• PAGE EXTRACT
-=-=-

Books Reviewed
A review of Who Are We? The Challenges to America's National Identity, by Samuel P. Huntington
Harvard Professor Samuel Huntington is an academic anomaly. In an arena dominated by specialized monographs, Huntington produces big thematic books, like the influential The Clash of Civilizations. In an age when many academics cling to race, class, or gender as their standard, Huntington embraces explanations based on political culture. Most tellingly, perhaps, he refers to himself without any trace of irony as a "patriot and a scholar."
Huntington's newest book, Who Are We? The Challenges to America's National Identity, combines many threads from his previous writings. It is an important yet frustratingly inconsistent book, alternately insightful and vague, perceptive and simplistic. With a sweeping, broad brush, Huntington asks the fundamental question: What is an American? Are we a collection of disparate individuals who share a common geographical space, or is there an actual "American identity" that binds together our nearly 300 million citizens?
What drives Huntington to ask such questions? First, America has witnessed a massive wave of immigration, mostly from Latin America and Asia, since Congress liberalized immigration laws in 1965. As a percentage of the population, this immigration is not yet as huge as the immigration boom from 1890 to 1924, yet its effects are already apparent. Americans are often told that by the middle of this century, we will become a "majority-minority" nation where "non-Hispanic whites" will be less than 50% of the population. In just the past year, Hispanics surpassed African-Americans as a percentage of the population.
Huntington's second concern is that this wave of immigration is accompanied by trends at home that already weaken American national identity and patriotism. He sees affirmative action, legal theories of group rights, dual citizenship, bilingualism, and multiculturalism as eroding the fundamental meaning of citizenship, weakening the process of assimilation, and threatening the very core of America's identity. These trends are homegrown, the products of elite opinion and ideology.
The strongest part of Huntington's book is his discussion of the divide between what he calls the "patriotic public" and the "denationalized elite." This goes beyond the issue of immigration. It is visible in the classic "red state/ blue state" dichotomy, as well as in the clash between "unilateralism" and multilateralism in our foreign policy. Huntington even tips his hat to Ralph Nader and John Kerry on the issue of corporate "Benedict Arnolds," noting that liberal elites are not the only ones to have forsaken national identity.

-=-=-

• STATED TASK
Decide whether each statement agrees with the book review, answering yes or no and quoting the exact words of the review that settle it: (a) Huntington describes himself as a "patriot and a scholar." (b) Measured as a percentage of the population, the immigration since 1965 already exceeds the boom from 1890 to 1924. (c) The reviewer considers the discussion of the "patriotic public" and the "denationalized elite" the strongest part of the book. The rows that come next are separate material with no connection to the book review.

(Element and coordinate records)
-=-=-

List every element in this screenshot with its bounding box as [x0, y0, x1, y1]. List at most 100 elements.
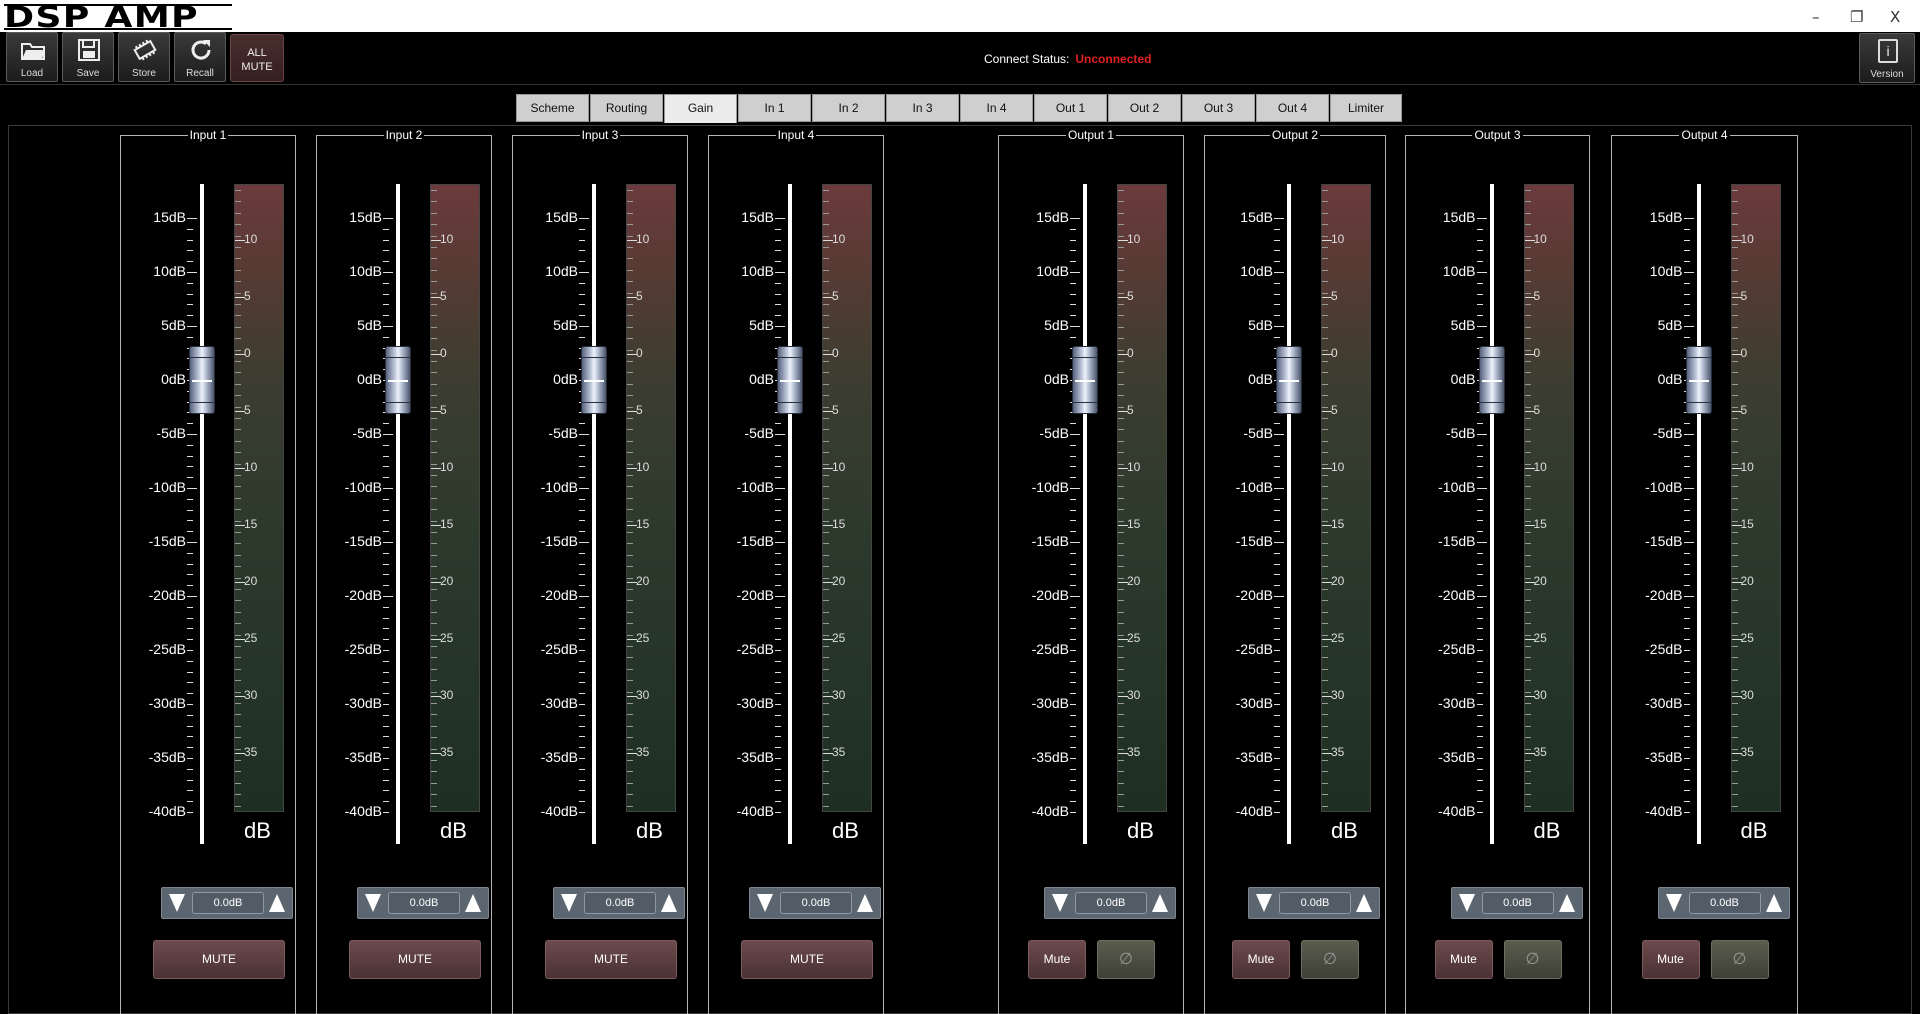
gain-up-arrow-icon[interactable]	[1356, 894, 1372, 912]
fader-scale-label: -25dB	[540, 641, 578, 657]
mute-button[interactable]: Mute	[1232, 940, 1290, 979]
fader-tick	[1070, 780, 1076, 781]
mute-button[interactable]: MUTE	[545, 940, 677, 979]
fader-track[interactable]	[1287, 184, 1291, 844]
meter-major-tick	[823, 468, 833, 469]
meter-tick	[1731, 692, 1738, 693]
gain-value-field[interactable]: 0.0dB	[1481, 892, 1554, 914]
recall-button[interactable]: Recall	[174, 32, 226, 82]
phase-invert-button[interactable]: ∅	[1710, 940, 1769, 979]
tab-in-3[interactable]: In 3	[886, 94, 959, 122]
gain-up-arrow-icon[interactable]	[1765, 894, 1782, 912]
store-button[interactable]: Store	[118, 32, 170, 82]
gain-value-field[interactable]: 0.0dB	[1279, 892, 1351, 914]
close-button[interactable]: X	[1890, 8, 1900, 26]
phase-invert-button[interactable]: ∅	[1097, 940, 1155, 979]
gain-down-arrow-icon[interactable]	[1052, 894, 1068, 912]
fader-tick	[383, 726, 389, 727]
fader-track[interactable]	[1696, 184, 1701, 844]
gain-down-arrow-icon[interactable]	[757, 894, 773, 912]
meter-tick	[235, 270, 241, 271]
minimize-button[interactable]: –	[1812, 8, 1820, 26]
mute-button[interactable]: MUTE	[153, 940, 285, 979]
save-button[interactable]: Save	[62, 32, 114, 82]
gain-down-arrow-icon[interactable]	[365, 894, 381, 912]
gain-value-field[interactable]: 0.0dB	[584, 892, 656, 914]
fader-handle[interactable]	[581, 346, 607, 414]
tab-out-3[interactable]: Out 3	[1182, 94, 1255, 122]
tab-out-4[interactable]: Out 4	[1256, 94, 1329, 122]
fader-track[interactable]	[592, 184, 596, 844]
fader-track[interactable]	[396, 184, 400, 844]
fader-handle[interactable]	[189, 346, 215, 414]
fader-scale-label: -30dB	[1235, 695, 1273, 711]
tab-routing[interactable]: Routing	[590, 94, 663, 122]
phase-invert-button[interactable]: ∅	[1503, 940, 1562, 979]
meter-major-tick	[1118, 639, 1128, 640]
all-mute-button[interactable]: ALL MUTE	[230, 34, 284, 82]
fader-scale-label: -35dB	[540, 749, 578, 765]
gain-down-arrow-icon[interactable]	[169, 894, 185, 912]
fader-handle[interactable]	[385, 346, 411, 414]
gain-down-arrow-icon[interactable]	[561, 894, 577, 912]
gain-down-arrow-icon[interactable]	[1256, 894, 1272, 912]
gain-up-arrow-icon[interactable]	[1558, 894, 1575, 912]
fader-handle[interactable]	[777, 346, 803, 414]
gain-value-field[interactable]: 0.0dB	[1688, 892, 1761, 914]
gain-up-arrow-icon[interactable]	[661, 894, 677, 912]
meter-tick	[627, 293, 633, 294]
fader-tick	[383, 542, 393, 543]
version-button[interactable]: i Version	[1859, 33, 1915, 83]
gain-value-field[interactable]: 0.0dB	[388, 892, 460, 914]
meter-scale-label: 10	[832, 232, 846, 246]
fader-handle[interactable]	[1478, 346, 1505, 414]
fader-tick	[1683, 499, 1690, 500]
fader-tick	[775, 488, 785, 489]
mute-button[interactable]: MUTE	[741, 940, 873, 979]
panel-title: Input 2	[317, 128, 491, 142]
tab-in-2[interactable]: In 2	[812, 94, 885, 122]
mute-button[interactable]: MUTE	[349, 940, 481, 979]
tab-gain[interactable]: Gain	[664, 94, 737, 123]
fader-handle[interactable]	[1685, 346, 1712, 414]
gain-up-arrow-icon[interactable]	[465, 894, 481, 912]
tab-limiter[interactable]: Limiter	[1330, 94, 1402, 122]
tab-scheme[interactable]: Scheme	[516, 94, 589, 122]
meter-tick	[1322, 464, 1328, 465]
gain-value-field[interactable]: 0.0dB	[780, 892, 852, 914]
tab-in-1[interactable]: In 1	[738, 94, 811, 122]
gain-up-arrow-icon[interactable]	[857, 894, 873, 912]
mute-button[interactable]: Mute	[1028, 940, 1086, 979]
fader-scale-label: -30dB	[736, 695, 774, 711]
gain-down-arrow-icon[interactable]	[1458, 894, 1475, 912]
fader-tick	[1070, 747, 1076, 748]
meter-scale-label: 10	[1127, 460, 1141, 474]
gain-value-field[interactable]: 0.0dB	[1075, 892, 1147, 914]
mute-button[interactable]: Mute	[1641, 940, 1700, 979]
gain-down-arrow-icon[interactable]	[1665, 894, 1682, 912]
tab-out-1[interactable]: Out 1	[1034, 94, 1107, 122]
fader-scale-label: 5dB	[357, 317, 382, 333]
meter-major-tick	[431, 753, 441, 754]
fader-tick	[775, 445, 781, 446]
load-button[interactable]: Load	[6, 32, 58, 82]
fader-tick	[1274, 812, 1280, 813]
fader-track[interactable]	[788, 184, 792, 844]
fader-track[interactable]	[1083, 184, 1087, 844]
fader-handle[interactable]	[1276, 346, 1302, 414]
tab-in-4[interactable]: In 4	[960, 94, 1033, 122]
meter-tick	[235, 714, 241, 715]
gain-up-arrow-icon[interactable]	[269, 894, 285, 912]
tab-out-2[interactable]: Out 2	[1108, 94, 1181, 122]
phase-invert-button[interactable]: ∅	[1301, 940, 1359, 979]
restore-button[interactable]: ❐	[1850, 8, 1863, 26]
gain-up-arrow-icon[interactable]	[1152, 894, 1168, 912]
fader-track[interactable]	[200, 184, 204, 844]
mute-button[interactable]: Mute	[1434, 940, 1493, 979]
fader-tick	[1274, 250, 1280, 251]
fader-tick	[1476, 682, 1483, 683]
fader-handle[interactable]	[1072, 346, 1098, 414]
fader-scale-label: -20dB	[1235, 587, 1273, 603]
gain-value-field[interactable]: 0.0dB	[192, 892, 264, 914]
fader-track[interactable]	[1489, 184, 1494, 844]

-=-=-

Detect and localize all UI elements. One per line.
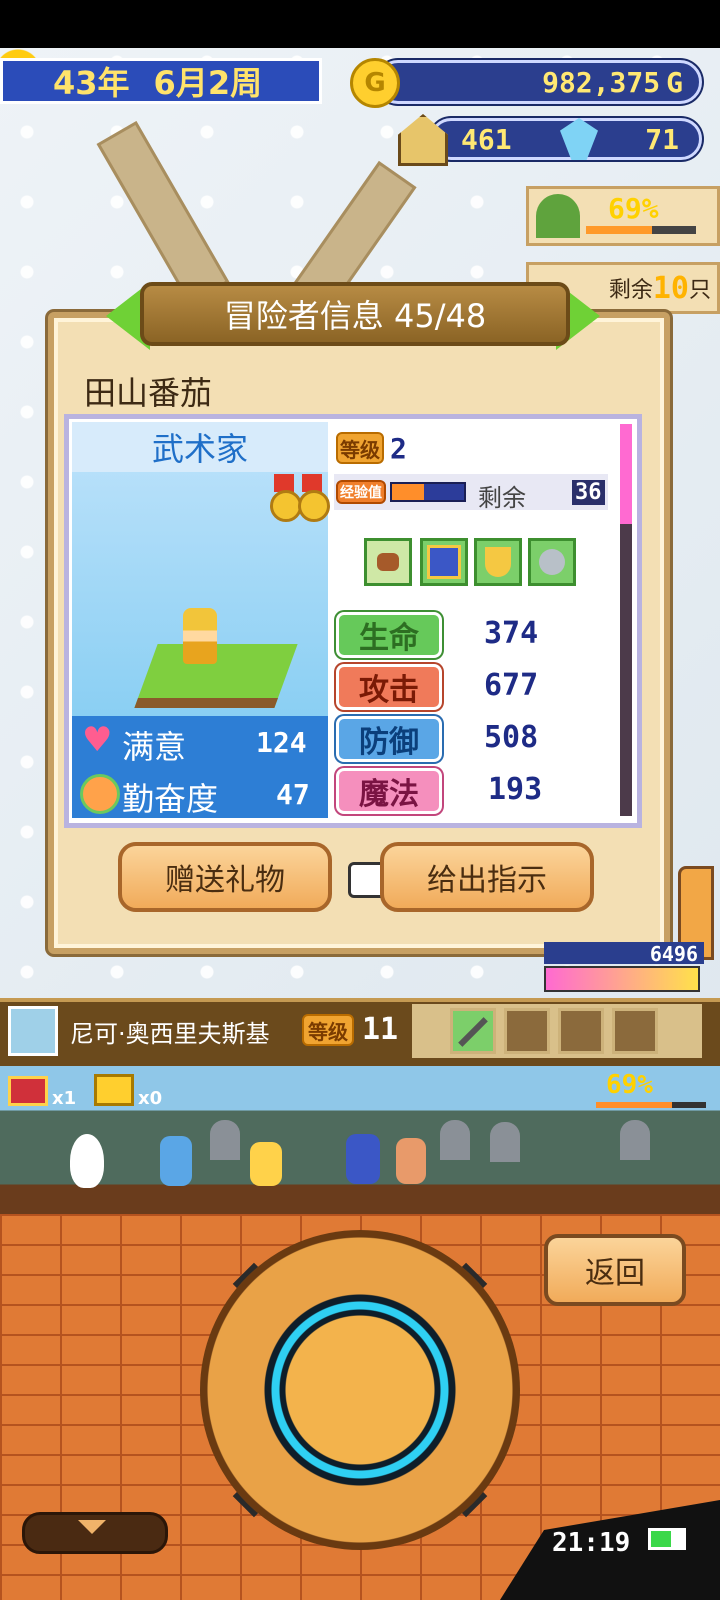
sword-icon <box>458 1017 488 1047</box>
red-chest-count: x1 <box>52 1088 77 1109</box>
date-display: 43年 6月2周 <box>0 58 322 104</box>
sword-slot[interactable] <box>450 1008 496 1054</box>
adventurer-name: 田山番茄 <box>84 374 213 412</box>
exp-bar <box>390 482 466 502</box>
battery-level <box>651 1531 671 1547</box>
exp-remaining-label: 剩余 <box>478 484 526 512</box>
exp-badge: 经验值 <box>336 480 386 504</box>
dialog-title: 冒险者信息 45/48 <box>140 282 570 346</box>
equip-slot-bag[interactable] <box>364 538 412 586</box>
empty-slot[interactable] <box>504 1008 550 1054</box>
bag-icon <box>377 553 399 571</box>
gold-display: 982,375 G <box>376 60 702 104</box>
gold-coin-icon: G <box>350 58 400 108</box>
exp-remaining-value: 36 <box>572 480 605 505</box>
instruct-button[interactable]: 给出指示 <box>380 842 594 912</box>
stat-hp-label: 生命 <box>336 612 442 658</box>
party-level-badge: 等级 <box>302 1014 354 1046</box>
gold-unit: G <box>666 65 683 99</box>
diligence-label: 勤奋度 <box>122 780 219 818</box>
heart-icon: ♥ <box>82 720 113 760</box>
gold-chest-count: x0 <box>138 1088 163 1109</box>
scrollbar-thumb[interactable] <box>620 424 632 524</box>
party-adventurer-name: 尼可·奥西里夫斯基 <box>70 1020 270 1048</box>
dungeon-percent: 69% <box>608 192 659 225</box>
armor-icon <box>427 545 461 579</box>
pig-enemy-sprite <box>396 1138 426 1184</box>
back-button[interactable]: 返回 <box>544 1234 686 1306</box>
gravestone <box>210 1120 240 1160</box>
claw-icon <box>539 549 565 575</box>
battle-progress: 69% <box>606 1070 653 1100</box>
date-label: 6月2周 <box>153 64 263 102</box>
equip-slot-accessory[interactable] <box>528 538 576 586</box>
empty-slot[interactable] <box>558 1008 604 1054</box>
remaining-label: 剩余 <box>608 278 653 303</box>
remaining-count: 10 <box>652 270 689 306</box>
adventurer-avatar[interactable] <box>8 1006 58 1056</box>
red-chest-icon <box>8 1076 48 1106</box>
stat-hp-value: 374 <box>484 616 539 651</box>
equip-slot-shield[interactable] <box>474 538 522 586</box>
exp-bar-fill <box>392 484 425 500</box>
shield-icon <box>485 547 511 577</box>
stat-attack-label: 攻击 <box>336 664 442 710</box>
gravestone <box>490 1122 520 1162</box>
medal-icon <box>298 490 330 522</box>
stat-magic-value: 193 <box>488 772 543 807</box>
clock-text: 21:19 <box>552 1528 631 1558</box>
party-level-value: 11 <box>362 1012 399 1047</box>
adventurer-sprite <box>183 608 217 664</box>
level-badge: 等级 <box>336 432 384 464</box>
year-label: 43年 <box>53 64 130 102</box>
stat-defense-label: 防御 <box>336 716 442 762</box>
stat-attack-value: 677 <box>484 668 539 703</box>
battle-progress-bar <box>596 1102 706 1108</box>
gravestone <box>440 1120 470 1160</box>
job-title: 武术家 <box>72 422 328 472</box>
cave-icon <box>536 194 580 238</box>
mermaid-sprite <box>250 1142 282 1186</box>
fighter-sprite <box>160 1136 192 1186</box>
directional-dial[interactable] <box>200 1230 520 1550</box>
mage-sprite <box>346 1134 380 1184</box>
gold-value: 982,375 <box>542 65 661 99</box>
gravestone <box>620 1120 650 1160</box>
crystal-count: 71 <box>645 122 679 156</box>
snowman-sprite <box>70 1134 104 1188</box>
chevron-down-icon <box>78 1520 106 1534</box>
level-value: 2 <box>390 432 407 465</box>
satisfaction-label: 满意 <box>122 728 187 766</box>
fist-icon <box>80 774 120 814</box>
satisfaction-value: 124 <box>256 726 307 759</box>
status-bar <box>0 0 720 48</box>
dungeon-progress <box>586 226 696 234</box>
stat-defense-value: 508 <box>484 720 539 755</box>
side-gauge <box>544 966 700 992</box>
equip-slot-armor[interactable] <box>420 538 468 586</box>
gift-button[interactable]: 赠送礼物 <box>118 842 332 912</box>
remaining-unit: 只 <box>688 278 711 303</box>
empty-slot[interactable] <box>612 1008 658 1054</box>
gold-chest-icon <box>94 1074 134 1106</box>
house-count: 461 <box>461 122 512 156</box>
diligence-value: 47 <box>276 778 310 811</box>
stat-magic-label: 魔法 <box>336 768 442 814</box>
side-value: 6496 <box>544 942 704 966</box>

-=-=-

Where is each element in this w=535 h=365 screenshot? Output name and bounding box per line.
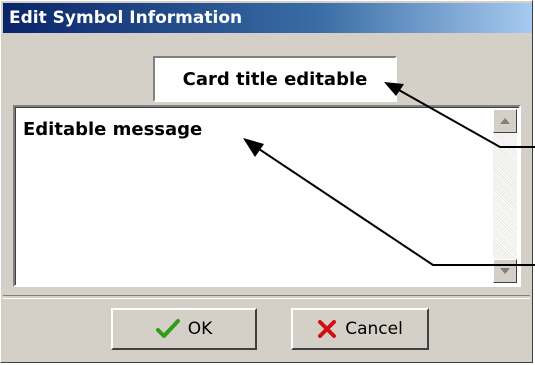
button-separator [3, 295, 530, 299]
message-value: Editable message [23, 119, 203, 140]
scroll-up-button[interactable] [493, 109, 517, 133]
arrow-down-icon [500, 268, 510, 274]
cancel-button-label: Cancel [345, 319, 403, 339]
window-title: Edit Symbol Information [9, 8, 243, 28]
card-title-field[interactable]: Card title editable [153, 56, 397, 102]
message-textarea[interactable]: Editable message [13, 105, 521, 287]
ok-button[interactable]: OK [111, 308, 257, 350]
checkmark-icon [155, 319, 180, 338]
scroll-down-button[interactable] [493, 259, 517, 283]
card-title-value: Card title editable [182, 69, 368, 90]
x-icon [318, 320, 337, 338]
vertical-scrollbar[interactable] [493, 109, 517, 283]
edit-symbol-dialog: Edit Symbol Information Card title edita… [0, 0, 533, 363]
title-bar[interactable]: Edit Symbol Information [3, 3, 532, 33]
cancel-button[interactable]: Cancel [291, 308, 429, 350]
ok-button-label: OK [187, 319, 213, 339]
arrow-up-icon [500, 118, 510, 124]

-=-=-

• TASK ANSWER
(a) Yes: "he refers to himself without any trace of irony as a "patriot and a scholar.""
(b) No: "As a percentage of the population, this immigration is not yet as huge as the immigration boom from 1890 to 1924"
(c) Yes: "The strongest part of Huntington's book is his discussion of the divide between what he calls the "patriotic public" and the "denationalized elite.""